■ What needs to be done:
Note how many lines hold "name" and report that number by itself.

■ Stored data entries:
########################################

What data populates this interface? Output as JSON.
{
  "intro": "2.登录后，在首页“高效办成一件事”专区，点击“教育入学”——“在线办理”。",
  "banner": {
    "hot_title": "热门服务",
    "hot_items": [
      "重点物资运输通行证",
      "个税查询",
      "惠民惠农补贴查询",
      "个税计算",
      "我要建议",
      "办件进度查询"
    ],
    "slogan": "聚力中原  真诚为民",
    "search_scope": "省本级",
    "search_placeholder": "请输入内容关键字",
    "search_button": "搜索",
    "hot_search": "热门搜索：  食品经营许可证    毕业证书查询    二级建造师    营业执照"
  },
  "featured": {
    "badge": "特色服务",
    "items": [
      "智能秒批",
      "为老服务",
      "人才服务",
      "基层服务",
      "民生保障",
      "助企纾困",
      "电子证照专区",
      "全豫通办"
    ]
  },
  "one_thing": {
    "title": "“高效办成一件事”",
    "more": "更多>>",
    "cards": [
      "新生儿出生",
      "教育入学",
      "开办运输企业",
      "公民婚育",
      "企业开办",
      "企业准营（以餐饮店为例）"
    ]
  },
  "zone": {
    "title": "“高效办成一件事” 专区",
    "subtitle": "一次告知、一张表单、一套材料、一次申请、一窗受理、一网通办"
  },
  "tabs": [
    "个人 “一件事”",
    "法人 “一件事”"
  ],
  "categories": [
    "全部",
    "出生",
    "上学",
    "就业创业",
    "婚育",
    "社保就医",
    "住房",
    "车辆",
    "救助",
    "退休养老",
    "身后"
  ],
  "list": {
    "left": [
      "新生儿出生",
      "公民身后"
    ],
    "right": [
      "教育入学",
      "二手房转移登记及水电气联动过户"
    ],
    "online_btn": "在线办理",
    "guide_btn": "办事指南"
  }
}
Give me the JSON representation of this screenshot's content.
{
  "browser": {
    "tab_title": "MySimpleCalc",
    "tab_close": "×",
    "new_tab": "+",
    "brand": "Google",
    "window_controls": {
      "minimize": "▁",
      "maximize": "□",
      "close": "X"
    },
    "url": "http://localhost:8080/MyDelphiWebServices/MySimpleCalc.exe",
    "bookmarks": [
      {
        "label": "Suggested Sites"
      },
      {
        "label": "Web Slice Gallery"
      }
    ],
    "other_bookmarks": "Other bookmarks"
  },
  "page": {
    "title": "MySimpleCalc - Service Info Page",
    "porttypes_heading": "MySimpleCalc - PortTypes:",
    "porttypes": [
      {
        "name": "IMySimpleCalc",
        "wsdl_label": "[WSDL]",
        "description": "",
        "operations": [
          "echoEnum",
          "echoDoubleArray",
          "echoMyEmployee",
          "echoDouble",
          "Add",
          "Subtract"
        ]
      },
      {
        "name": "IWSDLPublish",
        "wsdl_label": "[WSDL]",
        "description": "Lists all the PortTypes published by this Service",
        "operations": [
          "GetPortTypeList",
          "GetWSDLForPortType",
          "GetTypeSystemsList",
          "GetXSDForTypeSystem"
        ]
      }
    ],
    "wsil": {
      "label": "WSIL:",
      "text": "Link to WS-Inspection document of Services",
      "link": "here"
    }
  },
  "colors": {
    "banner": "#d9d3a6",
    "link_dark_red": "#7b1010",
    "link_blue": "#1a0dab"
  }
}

########################################

■ Response below:
2